• _SUPPLIED RECORDS_:

--------------------------------------------------

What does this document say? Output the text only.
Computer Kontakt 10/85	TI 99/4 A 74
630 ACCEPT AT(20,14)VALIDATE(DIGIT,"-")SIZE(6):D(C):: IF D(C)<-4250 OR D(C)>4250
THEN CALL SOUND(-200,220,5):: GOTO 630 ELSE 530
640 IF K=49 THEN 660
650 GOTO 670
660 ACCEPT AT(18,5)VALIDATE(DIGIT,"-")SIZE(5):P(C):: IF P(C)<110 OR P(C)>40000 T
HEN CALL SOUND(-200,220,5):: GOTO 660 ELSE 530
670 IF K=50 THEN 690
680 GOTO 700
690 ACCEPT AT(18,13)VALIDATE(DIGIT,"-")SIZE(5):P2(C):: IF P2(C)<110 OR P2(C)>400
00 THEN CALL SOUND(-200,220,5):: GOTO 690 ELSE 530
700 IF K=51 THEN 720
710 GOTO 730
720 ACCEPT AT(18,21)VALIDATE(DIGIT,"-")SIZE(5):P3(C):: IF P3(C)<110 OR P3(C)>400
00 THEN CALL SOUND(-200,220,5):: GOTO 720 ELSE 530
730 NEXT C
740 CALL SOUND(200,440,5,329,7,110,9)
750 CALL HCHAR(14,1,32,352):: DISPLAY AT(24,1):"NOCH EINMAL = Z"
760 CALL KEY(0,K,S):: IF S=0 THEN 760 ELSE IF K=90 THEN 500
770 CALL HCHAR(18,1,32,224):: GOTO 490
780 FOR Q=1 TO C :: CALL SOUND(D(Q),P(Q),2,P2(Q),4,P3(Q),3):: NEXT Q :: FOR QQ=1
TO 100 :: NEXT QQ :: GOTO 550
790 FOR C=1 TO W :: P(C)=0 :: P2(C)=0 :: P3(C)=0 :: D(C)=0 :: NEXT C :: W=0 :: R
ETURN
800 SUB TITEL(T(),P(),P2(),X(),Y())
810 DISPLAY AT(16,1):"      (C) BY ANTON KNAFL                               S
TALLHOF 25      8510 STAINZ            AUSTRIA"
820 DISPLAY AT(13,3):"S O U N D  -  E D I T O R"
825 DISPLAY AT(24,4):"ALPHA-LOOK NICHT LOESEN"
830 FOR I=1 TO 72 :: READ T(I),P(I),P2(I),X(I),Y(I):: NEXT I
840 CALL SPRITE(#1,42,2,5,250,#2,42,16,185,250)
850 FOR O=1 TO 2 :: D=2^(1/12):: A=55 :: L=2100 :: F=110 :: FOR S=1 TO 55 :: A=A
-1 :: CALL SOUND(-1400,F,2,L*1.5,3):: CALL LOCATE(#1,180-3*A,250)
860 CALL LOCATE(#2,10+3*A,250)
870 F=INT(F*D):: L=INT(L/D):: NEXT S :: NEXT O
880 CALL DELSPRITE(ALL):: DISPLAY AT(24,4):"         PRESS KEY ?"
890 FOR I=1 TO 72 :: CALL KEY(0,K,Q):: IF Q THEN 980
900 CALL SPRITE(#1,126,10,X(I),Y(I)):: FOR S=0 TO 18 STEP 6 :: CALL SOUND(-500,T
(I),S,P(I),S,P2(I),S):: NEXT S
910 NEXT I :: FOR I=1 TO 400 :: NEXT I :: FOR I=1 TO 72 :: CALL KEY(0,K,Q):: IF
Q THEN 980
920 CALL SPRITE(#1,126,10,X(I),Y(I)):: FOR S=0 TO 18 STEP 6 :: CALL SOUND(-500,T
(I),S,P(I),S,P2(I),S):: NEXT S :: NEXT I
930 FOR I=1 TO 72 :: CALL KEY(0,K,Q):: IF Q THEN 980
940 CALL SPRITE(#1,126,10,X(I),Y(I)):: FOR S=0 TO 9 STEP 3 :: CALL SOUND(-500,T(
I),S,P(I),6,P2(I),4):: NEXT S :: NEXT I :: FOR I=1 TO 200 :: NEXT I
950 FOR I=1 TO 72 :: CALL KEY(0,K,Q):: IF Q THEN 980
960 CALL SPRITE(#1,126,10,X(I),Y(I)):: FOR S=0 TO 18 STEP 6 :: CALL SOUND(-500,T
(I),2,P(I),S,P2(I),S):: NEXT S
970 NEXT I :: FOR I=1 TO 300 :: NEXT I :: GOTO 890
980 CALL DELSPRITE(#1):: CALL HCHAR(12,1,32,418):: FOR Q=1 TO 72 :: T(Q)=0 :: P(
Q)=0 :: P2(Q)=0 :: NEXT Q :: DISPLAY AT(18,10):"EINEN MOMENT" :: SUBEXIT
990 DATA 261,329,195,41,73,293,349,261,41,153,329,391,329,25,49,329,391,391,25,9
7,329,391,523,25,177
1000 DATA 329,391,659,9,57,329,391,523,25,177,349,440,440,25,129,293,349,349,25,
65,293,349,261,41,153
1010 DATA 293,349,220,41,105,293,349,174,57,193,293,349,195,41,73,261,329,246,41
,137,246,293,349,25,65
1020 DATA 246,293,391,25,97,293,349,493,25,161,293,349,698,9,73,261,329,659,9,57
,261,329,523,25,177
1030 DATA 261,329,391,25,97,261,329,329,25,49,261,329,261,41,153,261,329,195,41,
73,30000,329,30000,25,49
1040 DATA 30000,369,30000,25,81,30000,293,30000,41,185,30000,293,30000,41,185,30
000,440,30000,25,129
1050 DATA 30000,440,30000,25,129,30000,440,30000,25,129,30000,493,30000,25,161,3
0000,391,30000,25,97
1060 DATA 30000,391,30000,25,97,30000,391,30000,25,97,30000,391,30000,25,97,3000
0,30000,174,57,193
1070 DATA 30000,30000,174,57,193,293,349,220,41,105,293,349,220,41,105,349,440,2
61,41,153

--------------------------------------------------

All of the data above should be transcribed exactly.

What does this document say? Output the text only.
Computer Kontakt 10/85	TI 99/4 A 74
630 ACCEPT AT(20,14)VALIDATE(DIGIT,"-")SIZE(6):D(C):: IF D(C)<-4250 OR D(C)>4250
THEN CALL SOUND(-200,220,5):: GOTO 630 ELSE 530
640 IF K=49 THEN 660
650 GOTO 670
660 ACCEPT AT(18,5)VALIDATE(DIGIT,"-")SIZE(5):P(C):: IF P(C)<110 OR P(C)>40000 T
HEN CALL SOUND(-200,220,5):: GOTO 660 ELSE 530
670 IF K=50 THEN 690
680 GOTO 700
690 ACCEPT AT(18,13)VALIDATE(DIGIT,"-")SIZE(5):P2(C):: IF P2(C)<110 OR P2(C)>400
00 THEN CALL SOUND(-200,220,5):: GOTO 690 ELSE 530
700 IF K=51 THEN 720
710 GOTO 730
720 ACCEPT AT(18,21)VALIDATE(DIGIT,"-")SIZE(5):P3(C):: IF P3(C)<110 OR P3(C)>400
00 THEN CALL SOUND(-200,220,5):: GOTO 720 ELSE 530
730 NEXT C
740 CALL SOUND(200,440,5,329,7,110,9)
750 CALL HCHAR(14,1,32,352):: DISPLAY AT(24,1):"NOCH EINMAL = Z"
760 CALL KEY(0,K,S):: IF S=0 THEN 760 ELSE IF K=90 THEN 500
770 CALL HCHAR(18,1,32,224):: GOTO 490
780 FOR Q=1 TO C :: CALL SOUND(D(Q),P(Q),2,P2(Q),4,P3(Q),3):: NEXT Q :: FOR QQ=1
TO 100 :: NEXT QQ :: GOTO 550
790 FOR C=1 TO W :: P(C)=0 :: P2(C)=0 :: P3(C)=0 :: D(C)=0 :: NEXT C :: W=0 :: R
ETURN
800 SUB TITEL(T(),P(),P2(),X(),Y())
810 DISPLAY AT(16,1):"      (C) BY ANTON KNAFL                               S
TALLHOF 25      8510 STAINZ            AUSTRIA"
820 DISPLAY AT(13,3):"S O U N D  -  E D I T O R"
825 DISPLAY AT(24,4):"ALPHA-LOOK NICHT LOESEN"
830 FOR I=1 TO 72 :: READ T(I),P(I),P2(I),X(I),Y(I):: NEXT I
840 CALL SPRITE(#1,42,2,5,250,#2,42,16,185,250)
850 FOR O=1 TO 2 :: D=2^(1/12):: A=55 :: L=2100 :: F=110 :: FOR S=1 TO 55 :: A=A
-1 :: CALL SOUND(-1400,F,2,L*1.5,3):: CALL LOCATE(#1,180-3*A,250)
860 CALL LOCATE(#2,10+3*A,250)
870 F=INT(F*D):: L=INT(L/D):: NEXT S :: NEXT O
880 CALL DELSPRITE(ALL):: DISPLAY AT(24,4):"         PRESS KEY ?"
890 FOR I=1 TO 72 :: CALL KEY(0,K,Q):: IF Q THEN 980
900 CALL SPRITE(#1,126,10,X(I),Y(I)):: FOR S=0 TO 18 STEP 6 :: CALL SOUND(-500,T
(I),S,P(I),S,P2(I),S):: NEXT S
910 NEXT I :: FOR I=1 TO 400 :: NEXT I :: FOR I=1 TO 72 :: CALL KEY(0,K,Q):: IF
Q THEN 980
920 CALL SPRITE(#1,126,10,X(I),Y(I)):: FOR S=0 TO 18 STEP 6 :: CALL SOUND(-500,T
(I),S,P(I),S,P2(I),S):: NEXT S :: NEXT I
930 FOR I=1 TO 72 :: CALL KEY(0,K,Q):: IF Q THEN 980
940 CALL SPRITE(#1,126,10,X(I),Y(I)):: FOR S=0 TO 9 STEP 3 :: CALL SOUND(-500,T(
I),S,P(I),6,P2(I),4):: NEXT S :: NEXT I :: FOR I=1 TO 200 :: NEXT I
950 FOR I=1 TO 72 :: CALL KEY(0,K,Q):: IF Q THEN 980
960 CALL SPRITE(#1,126,10,X(I),Y(I)):: FOR S=0 TO 18 STEP 6 :: CALL SOUND(-500,T
(I),2,P(I),S,P2(I),S):: NEXT S
970 NEXT I :: FOR I=1 TO 300 :: NEXT I :: GOTO 890
980 CALL DELSPRITE(#1):: CALL HCHAR(12,1,32,418):: FOR Q=1 TO 72 :: T(Q)=0 :: P(
Q)=0 :: P2(Q)=0 :: NEXT Q :: DISPLAY AT(18,10):"EINEN MOMENT" :: SUBEXIT
990 DATA 261,329,195,41,73,293,349,261,41,153,329,391,329,25,49,329,391,391,25,9
7,329,391,523,25,177
1000 DATA 329,391,659,9,57,329,391,523,25,177,349,440,440,25,129,293,349,349,25,
65,293,349,261,41,153
1010 DATA 293,349,220,41,105,293,349,174,57,193,293,349,195,41,73,261,329,246,41
,137,246,293,349,25,65
1020 DATA 246,293,391,25,97,293,349,493,25,161,293,349,698,9,73,261,329,659,9,57
,261,329,523,25,177
1030 DATA 261,329,391,25,97,261,329,329,25,49,261,329,261,41,153,261,329,195,41,
73,30000,329,30000,25,49
1040 DATA 30000,369,30000,25,81,30000,293,30000,41,185,30000,293,30000,41,185,30
000,440,30000,25,129
1050 DATA 30000,440,30000,25,129,30000,440,30000,25,129,30000,493,30000,25,161,3
0000,391,30000,25,97
1060 DATA 30000,391,30000,25,97,30000,391,30000,25,97,30000,391,30000,25,97,3000
0,30000,174,57,193
1070 DATA 30000,30000,174,57,193,293,349,220,41,105,293,349,220,41,105,349,440,2
61,41,153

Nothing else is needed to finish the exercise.